→ Task description: Give the listing again character for character, but drop the images.

= = =

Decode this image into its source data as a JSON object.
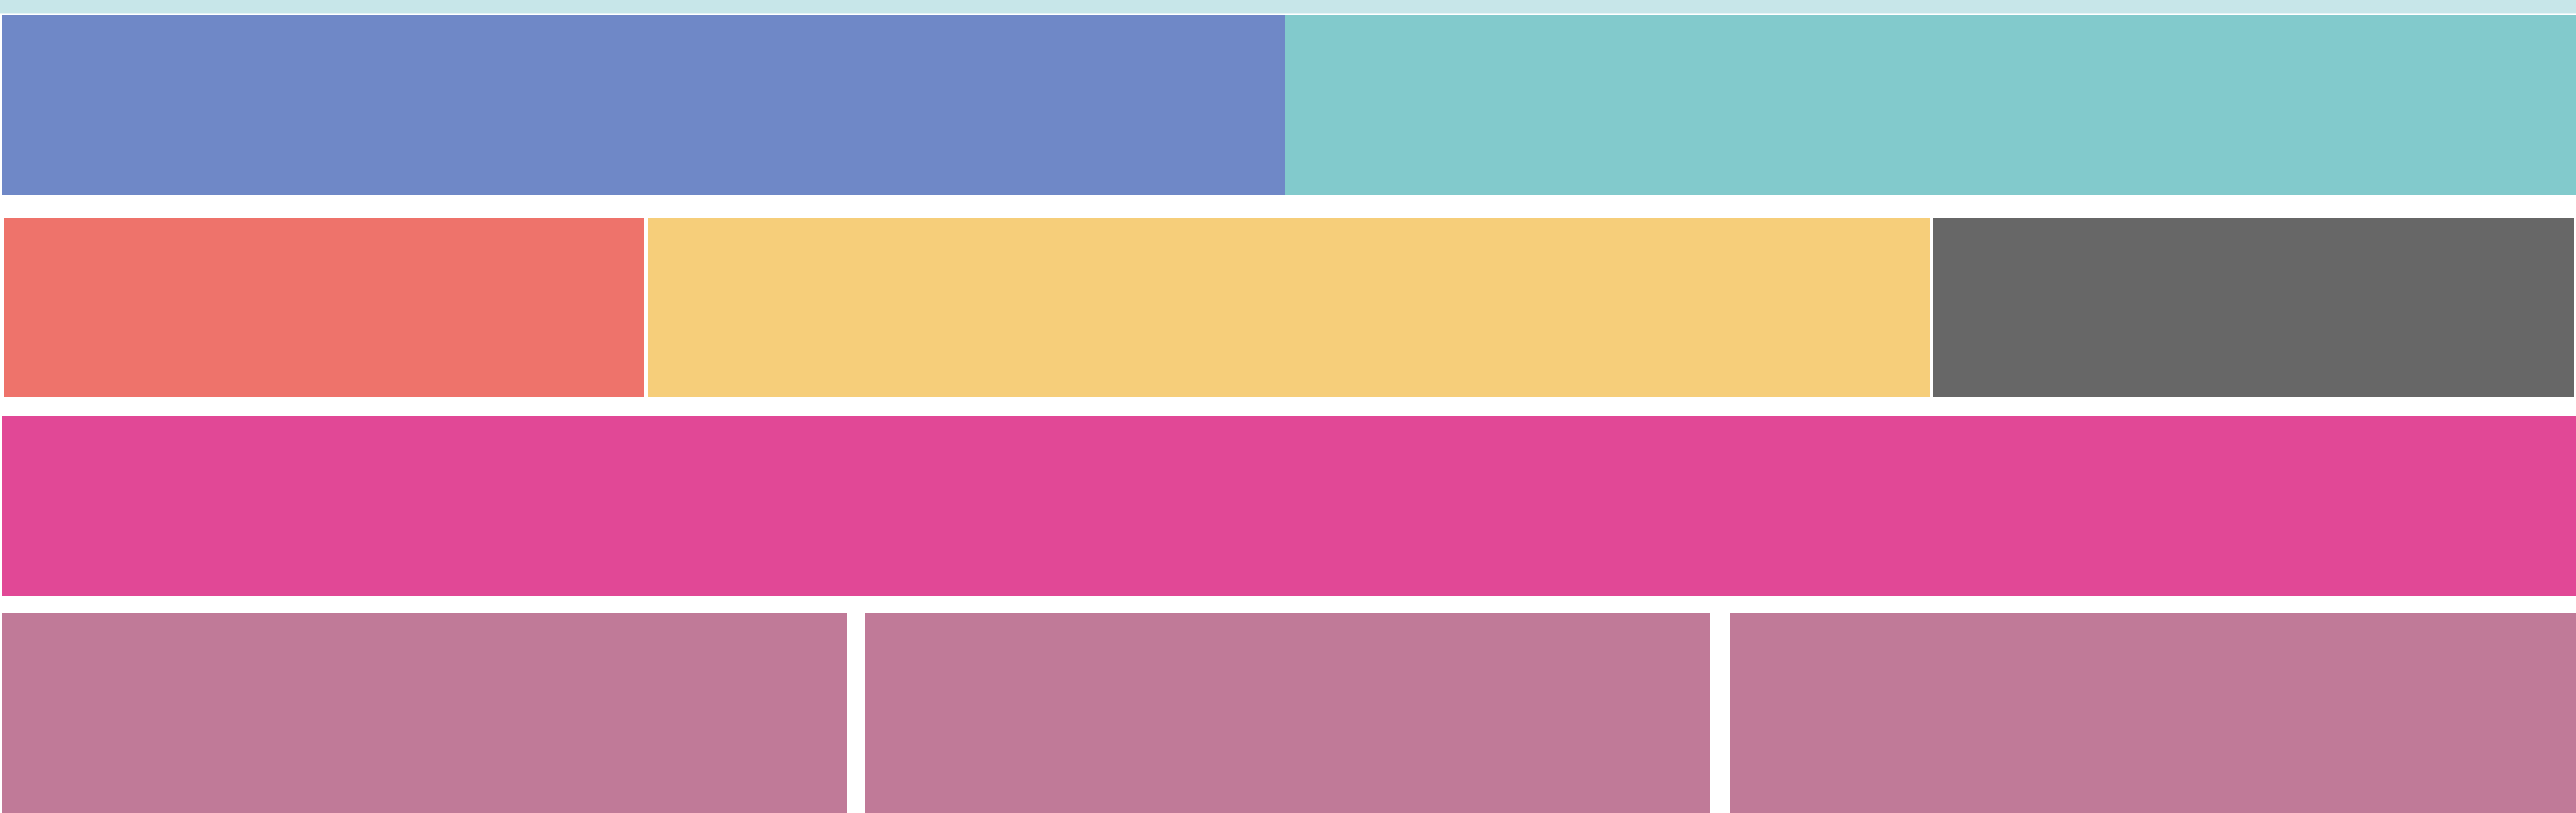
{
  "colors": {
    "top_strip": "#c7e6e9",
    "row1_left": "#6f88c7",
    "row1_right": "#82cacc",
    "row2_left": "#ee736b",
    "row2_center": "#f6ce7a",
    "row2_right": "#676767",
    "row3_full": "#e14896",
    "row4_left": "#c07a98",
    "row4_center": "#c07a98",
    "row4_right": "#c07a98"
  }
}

= = =

→ Output below:
Decode this image into its source data as a JSON object.
{
  "colors": {
    "top_strip": "#c7e6e9",
    "row1_left": "#6f88c7",
    "row1_right": "#82cacc",
    "row2_left": "#ee736b",
    "row2_center": "#f6ce7a",
    "row2_right": "#676767",
    "row3_full": "#e14896",
    "row4_left": "#c07a98",
    "row4_center": "#c07a98",
    "row4_right": "#c07a98"
  }
}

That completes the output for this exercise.